» What is required: Search the material and gather each line with "time" in it.

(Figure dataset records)
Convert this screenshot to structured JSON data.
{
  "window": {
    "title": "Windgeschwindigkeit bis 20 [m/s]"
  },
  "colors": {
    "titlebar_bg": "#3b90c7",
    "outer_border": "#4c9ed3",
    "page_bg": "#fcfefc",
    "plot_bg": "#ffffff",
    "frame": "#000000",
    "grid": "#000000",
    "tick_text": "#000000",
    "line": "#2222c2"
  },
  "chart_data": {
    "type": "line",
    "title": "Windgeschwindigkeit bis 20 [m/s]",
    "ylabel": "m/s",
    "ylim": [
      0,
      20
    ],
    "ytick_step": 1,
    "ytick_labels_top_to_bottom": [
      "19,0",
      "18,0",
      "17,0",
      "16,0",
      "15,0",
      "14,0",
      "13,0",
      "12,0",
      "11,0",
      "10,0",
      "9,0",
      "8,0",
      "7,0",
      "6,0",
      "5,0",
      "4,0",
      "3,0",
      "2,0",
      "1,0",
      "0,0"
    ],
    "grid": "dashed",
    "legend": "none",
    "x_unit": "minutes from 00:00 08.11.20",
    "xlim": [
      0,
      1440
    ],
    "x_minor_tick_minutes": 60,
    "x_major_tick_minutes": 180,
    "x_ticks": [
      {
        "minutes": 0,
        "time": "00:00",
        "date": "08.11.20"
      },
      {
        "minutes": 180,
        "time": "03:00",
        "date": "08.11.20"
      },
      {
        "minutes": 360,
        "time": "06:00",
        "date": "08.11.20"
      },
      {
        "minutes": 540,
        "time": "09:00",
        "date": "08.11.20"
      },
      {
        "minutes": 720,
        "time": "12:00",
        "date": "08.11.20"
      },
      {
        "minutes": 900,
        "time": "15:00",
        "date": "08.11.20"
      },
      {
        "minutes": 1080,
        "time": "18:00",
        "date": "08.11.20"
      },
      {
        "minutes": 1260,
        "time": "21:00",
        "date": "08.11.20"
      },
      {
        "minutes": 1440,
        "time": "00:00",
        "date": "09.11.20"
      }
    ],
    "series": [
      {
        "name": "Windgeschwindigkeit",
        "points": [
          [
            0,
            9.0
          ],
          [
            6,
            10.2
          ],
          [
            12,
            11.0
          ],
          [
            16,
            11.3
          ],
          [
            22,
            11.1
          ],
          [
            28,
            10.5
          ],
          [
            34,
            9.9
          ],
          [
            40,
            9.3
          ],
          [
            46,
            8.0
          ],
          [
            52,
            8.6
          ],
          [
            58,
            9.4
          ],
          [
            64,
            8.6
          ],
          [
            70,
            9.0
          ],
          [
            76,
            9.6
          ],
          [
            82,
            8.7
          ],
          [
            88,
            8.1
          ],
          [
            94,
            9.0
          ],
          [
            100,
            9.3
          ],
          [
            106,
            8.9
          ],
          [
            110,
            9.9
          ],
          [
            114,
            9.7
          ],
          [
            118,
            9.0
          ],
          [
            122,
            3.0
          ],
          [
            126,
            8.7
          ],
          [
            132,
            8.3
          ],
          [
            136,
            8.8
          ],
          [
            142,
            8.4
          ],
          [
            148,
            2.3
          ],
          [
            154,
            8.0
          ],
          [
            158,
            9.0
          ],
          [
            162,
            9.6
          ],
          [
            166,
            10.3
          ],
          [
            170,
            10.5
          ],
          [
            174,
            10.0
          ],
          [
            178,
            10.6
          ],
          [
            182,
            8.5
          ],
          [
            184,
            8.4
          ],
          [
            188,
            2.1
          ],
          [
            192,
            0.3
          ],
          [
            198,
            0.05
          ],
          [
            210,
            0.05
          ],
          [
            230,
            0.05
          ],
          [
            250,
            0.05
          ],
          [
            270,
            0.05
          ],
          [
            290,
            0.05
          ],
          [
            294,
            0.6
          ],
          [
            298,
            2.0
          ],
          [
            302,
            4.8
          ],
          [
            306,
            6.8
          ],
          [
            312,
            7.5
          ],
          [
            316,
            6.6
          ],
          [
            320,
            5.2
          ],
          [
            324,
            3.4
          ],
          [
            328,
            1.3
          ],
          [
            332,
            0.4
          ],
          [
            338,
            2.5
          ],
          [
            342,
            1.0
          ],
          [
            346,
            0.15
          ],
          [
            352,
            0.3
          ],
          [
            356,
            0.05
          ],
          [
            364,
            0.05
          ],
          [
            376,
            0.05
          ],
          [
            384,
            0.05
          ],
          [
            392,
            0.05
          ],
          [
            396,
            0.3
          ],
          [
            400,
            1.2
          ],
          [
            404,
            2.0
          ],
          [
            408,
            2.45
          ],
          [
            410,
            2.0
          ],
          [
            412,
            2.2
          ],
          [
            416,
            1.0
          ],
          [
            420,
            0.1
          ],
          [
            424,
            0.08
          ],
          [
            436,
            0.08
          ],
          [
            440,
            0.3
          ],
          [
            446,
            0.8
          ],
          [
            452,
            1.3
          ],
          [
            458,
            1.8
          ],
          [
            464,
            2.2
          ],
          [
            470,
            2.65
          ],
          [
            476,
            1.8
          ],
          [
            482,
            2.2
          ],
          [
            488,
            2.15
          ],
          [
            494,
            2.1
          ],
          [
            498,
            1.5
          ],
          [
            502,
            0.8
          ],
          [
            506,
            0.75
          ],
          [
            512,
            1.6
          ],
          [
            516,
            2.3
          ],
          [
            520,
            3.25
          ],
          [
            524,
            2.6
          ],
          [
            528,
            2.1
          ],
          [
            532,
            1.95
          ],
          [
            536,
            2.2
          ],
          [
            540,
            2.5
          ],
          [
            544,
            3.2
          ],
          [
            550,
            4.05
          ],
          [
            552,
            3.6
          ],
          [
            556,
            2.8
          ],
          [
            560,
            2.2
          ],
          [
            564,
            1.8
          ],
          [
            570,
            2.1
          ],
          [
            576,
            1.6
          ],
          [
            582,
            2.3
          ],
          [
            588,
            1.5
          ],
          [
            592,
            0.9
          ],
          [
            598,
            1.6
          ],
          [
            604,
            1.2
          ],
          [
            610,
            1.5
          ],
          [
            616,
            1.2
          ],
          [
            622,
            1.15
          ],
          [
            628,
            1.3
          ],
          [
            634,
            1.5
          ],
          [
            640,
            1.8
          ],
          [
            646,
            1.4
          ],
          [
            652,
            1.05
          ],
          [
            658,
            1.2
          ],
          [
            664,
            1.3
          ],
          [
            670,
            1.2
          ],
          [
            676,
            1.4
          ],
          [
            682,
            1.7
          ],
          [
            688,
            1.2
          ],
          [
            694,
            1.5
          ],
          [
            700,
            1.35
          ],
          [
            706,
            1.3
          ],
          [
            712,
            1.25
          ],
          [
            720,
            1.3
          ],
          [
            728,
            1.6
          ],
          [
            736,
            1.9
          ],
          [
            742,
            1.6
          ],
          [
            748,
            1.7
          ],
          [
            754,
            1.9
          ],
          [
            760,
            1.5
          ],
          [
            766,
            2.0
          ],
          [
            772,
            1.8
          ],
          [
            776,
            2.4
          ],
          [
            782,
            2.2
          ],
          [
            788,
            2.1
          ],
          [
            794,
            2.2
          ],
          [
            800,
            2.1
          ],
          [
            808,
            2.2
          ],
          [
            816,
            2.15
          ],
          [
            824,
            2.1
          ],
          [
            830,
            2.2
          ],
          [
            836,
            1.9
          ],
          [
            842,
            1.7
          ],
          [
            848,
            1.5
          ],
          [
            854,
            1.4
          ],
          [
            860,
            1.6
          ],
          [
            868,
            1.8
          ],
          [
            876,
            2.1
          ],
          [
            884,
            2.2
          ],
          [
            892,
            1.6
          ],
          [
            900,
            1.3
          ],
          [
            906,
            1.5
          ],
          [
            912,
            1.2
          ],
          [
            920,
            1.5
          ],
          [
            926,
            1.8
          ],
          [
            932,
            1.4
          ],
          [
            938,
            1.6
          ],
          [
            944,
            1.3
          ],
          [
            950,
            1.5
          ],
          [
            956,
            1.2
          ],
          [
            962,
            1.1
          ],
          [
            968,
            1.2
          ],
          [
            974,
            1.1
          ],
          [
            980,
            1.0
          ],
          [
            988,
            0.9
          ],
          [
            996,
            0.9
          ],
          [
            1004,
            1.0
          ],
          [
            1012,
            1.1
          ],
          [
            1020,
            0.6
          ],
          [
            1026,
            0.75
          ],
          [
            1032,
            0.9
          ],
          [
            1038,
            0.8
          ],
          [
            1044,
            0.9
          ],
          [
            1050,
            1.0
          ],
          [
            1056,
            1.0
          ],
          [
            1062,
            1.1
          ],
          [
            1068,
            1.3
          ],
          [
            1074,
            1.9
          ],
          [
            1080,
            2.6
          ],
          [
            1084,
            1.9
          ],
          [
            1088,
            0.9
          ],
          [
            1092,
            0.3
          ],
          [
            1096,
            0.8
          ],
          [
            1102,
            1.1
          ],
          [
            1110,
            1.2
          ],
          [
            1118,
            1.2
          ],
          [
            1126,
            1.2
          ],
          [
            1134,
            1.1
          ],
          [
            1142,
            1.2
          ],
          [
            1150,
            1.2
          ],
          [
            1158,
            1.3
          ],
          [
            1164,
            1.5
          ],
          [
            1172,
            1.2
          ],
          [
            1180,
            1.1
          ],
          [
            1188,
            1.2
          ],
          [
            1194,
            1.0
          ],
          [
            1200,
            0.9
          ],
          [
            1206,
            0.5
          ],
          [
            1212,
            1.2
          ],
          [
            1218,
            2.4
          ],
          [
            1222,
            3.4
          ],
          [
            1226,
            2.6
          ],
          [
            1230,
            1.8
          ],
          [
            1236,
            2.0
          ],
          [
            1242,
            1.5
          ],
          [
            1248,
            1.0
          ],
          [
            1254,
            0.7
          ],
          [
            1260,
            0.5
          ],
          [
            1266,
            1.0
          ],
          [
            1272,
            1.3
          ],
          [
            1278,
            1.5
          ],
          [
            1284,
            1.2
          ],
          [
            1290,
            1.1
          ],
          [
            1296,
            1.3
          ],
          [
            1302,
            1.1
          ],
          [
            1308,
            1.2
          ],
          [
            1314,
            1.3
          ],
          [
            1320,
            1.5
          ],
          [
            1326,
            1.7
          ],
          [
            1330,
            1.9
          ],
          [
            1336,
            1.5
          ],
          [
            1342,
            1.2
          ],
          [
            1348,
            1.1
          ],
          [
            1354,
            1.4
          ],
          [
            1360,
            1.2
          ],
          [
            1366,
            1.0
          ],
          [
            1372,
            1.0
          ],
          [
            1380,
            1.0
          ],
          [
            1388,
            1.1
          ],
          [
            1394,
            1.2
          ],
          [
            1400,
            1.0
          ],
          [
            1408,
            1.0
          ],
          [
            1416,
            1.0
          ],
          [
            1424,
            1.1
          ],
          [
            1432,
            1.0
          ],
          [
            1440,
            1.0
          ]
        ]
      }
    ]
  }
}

» Solution to this problem:
        "time": "00:00",
        "time": "03:00",
        "time": "06:00",
        "time": "09:00",
        "time": "12:00",
        "time": "15:00",
        "time": "18:00",
        "time": "21:00",
        "time": "00:00",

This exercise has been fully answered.